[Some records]
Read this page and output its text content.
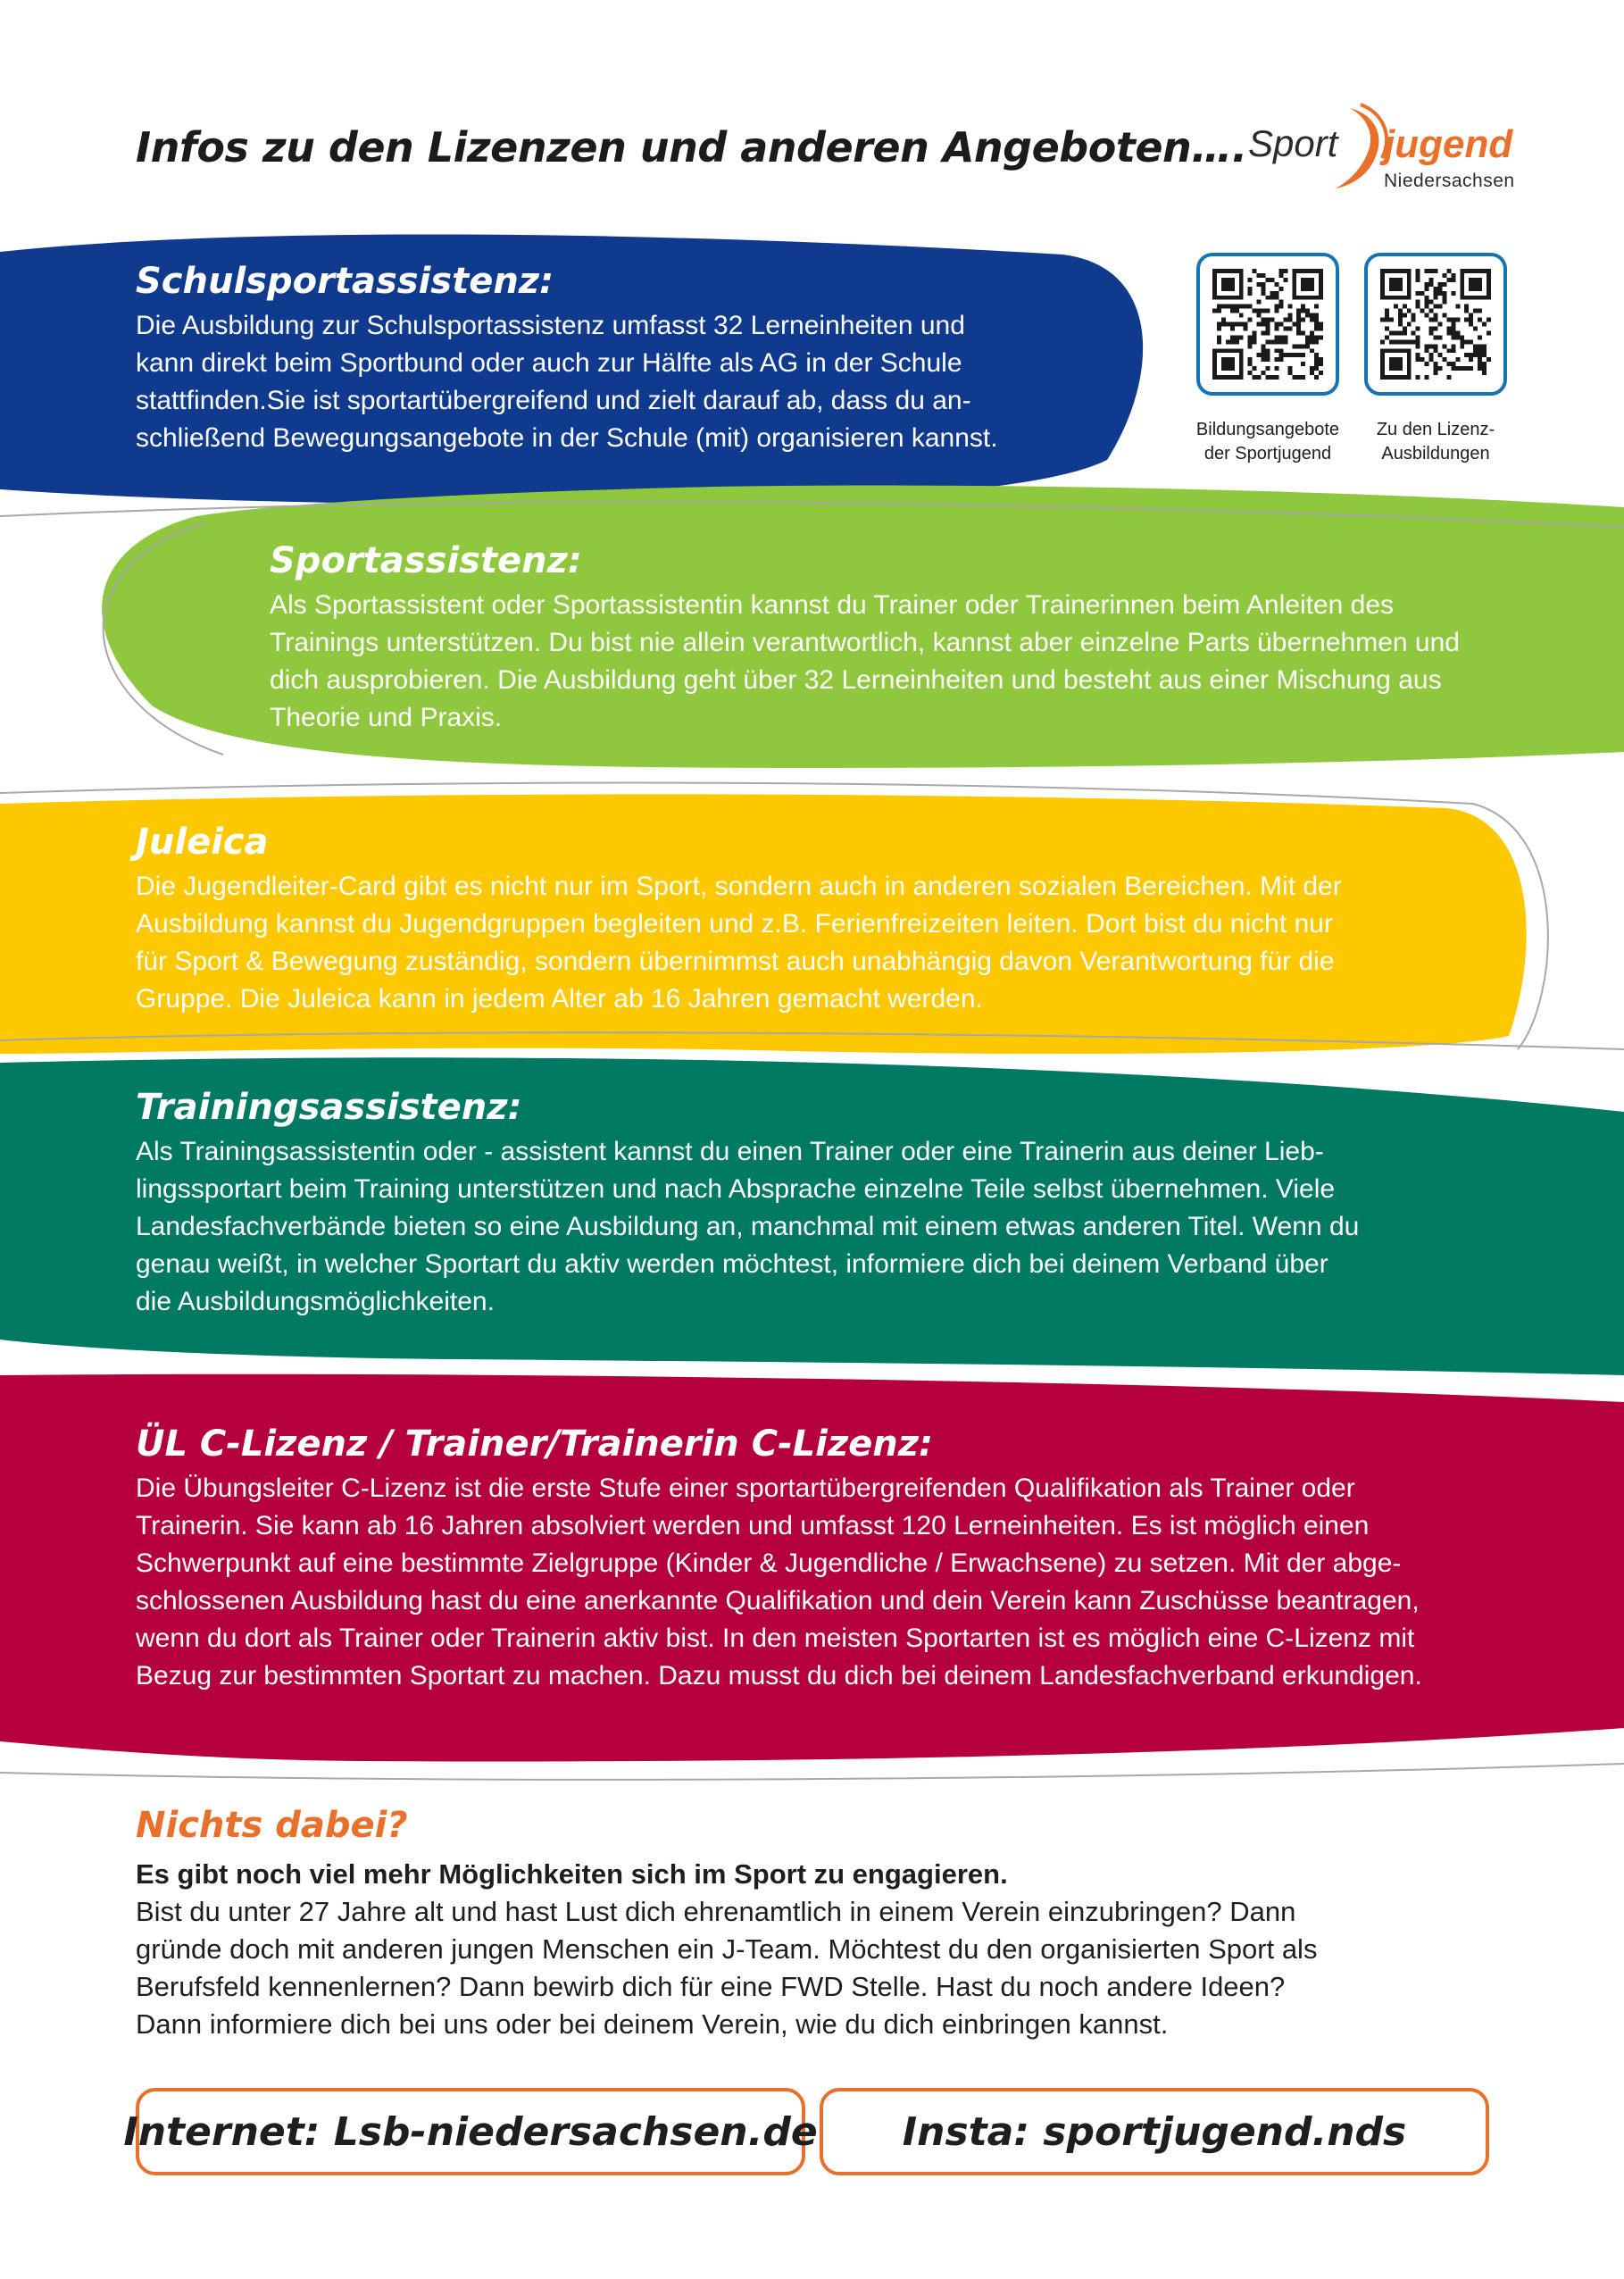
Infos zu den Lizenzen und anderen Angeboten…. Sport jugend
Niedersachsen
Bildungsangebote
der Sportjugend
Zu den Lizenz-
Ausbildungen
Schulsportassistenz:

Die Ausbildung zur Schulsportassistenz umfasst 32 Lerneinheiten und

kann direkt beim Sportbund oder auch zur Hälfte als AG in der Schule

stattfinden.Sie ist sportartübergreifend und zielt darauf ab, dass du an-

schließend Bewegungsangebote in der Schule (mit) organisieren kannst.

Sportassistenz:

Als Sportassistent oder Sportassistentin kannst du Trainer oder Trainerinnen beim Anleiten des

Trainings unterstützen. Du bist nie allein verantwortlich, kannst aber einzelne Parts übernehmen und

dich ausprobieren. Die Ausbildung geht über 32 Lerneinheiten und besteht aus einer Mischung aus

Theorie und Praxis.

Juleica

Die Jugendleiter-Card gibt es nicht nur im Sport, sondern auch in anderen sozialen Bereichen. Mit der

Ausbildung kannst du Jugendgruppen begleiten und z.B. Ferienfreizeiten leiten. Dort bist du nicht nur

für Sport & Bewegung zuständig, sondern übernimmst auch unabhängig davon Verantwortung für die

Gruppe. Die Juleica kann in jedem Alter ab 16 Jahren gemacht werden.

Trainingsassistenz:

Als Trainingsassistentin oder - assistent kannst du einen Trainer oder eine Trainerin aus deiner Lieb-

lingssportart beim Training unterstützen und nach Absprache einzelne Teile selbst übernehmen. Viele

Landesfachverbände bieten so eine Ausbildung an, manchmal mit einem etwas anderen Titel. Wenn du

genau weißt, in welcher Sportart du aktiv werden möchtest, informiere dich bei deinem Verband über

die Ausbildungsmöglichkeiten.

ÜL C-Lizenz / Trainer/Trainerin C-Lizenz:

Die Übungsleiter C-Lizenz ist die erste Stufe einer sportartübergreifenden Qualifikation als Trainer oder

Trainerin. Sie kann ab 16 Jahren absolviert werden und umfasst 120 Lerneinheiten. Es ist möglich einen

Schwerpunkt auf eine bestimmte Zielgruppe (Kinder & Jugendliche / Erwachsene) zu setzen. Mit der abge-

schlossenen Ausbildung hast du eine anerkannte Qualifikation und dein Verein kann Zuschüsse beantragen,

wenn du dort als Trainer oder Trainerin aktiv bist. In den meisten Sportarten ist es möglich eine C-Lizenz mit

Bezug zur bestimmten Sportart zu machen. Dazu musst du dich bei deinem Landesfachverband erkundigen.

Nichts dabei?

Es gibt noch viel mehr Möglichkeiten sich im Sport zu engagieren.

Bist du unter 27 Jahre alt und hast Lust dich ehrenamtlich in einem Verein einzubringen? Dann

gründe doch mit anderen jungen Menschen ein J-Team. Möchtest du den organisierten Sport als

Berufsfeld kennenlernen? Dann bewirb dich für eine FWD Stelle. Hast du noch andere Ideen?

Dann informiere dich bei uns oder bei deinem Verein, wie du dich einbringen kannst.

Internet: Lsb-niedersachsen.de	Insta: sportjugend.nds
...
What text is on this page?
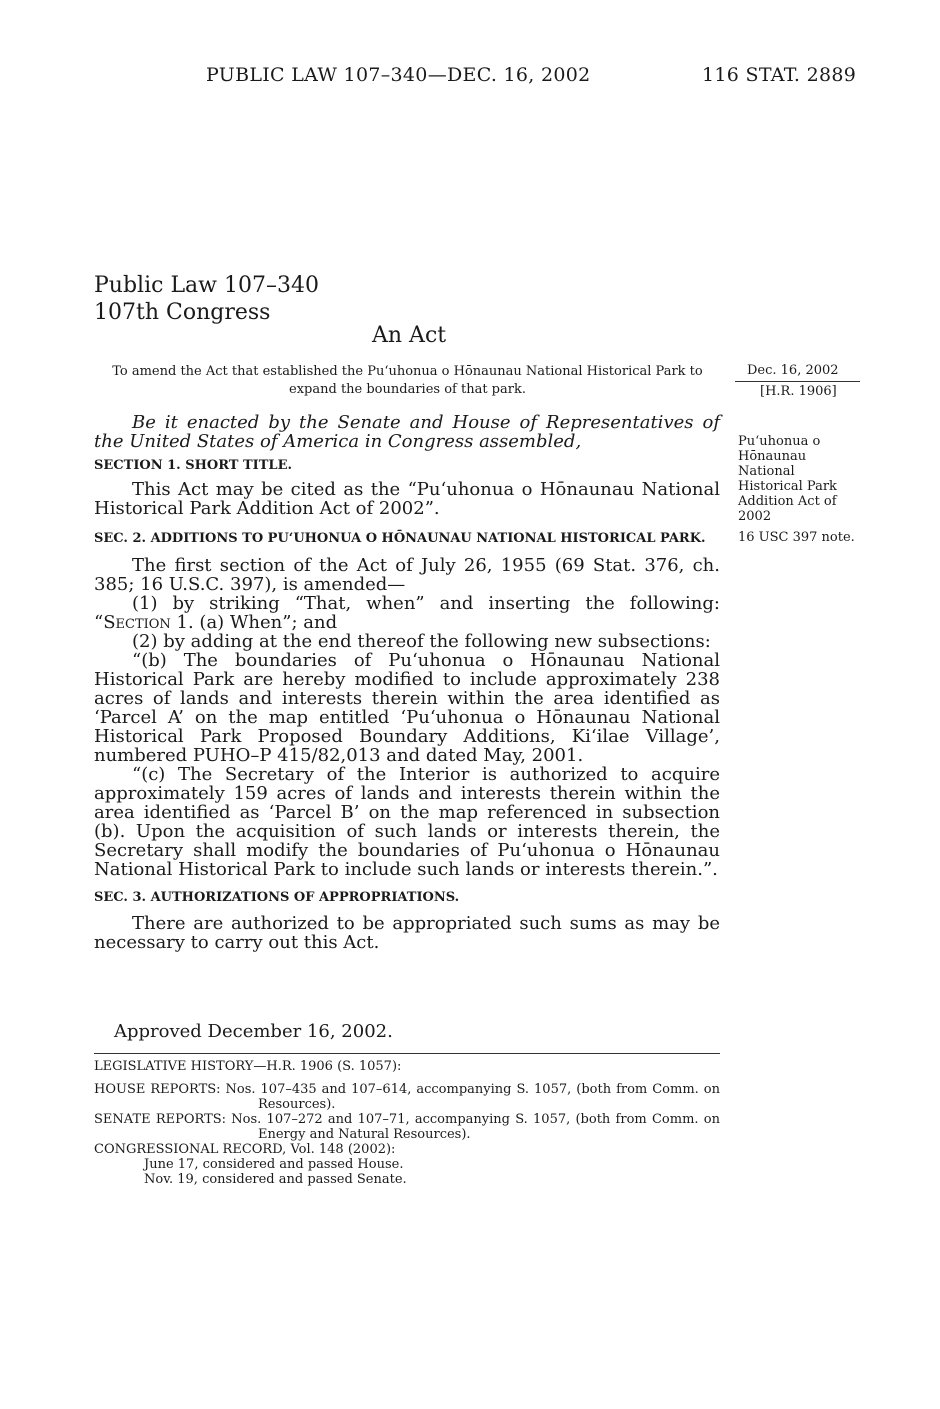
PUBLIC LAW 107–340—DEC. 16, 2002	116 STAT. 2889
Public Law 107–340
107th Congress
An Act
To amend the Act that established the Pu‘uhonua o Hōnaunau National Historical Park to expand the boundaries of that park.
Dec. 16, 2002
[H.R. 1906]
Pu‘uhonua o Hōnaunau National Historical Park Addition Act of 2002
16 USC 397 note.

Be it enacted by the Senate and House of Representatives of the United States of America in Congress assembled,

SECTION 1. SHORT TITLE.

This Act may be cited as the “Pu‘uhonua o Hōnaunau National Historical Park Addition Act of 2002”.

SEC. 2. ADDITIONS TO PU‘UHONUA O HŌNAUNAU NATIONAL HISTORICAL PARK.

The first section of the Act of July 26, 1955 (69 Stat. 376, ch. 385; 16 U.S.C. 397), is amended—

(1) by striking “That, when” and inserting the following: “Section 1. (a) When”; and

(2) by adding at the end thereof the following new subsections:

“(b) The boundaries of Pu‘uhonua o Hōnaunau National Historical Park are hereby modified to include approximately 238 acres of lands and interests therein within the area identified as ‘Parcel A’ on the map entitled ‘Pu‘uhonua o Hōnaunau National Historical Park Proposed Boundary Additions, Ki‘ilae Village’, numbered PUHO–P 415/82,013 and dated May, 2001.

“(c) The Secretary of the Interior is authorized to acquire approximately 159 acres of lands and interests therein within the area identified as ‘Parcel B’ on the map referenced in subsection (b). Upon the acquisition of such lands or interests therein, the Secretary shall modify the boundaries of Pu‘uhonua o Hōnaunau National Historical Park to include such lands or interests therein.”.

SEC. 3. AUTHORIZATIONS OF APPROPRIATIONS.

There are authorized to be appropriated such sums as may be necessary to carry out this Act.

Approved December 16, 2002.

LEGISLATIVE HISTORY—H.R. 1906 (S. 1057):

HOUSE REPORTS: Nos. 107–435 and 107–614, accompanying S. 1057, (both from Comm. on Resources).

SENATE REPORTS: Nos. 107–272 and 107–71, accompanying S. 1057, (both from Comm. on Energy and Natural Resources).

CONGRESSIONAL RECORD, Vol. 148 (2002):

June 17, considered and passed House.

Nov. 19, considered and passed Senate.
* * *
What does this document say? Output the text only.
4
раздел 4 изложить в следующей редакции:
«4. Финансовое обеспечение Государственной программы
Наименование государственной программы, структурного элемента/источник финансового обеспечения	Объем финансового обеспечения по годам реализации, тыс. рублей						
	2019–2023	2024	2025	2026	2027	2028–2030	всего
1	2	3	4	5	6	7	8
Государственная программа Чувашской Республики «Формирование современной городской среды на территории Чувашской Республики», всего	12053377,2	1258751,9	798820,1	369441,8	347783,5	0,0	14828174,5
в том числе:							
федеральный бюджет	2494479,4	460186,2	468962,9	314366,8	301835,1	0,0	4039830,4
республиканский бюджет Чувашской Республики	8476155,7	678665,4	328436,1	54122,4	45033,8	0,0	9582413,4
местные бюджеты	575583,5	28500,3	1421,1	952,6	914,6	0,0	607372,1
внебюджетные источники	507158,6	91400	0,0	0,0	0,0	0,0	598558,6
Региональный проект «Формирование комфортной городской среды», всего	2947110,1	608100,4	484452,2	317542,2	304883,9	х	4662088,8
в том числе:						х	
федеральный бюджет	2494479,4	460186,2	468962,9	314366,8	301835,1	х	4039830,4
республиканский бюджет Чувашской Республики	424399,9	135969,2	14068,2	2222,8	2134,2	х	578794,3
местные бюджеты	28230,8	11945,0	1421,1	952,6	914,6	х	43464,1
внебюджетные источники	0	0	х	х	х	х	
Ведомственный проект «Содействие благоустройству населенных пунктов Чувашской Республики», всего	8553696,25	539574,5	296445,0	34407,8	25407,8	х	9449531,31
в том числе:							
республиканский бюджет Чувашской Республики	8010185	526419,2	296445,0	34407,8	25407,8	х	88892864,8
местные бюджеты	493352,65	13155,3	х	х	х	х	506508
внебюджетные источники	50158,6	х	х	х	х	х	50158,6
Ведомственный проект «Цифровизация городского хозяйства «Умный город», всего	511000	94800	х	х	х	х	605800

> **DIRECTIONS**: Search the records for the string "Schulsportassistenz" and return every line in which it occurs.

> **OUTPUT OF THE EXERCISE**:
Schulsportassistenz:
Die Ausbildung zur Schulsportassistenz umfasst 32 Lerneinheiten und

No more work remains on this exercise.